— STATED GOAL —
Using the records that follow, copy every line containing the word "Attention".

::: RECORDS SHOWN :::

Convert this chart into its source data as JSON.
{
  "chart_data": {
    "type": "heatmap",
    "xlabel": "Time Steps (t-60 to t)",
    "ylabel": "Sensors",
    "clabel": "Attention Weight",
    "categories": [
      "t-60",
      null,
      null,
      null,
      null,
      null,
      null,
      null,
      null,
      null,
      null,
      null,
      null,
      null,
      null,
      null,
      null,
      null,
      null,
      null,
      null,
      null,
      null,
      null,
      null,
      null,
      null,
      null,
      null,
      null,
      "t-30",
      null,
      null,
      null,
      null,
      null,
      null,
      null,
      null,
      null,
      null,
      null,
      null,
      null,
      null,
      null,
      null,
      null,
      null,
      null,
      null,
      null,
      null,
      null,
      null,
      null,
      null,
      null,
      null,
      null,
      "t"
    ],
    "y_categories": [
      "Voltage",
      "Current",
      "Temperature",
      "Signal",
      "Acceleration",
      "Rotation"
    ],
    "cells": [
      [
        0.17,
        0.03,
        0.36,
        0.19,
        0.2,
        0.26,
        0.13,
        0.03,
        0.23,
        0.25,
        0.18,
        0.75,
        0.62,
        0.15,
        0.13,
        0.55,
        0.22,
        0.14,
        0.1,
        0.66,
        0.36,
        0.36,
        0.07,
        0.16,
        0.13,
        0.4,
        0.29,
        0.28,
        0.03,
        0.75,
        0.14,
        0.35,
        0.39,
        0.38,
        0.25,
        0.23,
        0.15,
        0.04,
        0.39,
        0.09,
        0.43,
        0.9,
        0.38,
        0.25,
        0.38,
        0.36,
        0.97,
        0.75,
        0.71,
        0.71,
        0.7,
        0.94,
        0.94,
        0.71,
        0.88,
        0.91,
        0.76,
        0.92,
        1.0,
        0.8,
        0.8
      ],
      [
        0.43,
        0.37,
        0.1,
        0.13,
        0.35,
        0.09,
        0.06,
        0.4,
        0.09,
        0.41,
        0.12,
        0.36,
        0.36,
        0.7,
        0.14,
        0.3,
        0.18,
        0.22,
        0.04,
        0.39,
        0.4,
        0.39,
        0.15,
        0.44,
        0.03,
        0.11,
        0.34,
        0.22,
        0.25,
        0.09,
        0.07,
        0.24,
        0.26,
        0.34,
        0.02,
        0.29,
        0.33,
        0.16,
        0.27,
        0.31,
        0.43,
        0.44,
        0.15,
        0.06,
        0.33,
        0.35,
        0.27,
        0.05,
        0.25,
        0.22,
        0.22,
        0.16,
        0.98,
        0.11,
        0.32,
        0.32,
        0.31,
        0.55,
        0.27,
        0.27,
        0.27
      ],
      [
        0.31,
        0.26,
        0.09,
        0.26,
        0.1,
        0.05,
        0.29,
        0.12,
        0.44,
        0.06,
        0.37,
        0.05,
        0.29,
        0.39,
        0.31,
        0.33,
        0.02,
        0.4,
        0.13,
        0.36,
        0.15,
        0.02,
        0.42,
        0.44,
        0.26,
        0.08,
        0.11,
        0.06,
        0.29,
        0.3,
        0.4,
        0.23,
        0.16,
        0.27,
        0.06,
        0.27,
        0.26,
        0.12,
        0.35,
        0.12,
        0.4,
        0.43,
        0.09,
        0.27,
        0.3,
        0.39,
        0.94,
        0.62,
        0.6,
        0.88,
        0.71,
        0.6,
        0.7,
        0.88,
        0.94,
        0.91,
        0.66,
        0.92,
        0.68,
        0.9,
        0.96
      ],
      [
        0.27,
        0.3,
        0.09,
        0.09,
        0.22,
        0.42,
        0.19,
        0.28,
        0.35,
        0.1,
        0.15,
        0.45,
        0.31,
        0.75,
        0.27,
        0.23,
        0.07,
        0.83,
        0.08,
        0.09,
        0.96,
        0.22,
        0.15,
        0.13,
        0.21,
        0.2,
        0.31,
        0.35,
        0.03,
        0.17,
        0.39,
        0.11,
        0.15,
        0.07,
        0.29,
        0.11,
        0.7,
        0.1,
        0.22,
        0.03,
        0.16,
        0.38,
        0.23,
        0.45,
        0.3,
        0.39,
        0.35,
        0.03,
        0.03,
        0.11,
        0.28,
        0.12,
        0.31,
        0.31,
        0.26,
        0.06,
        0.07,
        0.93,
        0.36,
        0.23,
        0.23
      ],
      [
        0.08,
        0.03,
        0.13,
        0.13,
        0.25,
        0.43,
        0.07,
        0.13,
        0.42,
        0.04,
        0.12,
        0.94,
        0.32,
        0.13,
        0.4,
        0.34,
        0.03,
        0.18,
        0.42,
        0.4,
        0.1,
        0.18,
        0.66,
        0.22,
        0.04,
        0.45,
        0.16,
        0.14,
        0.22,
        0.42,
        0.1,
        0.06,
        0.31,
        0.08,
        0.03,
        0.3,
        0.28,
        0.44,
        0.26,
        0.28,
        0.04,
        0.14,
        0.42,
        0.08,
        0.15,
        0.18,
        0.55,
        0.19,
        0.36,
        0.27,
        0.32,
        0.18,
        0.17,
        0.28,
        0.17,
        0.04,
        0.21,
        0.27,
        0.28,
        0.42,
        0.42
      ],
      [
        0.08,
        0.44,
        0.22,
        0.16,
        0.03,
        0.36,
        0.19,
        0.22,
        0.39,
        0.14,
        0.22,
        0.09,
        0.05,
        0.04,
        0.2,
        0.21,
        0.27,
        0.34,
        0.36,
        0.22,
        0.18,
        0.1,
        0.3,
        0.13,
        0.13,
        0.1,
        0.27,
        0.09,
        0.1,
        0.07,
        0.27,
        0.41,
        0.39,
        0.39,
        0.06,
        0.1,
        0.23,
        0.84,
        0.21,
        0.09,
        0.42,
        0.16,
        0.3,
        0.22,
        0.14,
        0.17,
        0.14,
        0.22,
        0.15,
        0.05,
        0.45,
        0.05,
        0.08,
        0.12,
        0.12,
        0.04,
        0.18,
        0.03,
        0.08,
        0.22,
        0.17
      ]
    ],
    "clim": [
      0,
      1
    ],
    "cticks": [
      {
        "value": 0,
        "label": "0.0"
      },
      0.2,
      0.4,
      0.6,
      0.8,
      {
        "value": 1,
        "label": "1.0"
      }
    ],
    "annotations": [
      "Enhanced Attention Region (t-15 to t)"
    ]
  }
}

:::

— COMPLETE ANSWER —
    "clabel": "Attention Weight",
      "Enhanced Attention Region (t-15 to t)"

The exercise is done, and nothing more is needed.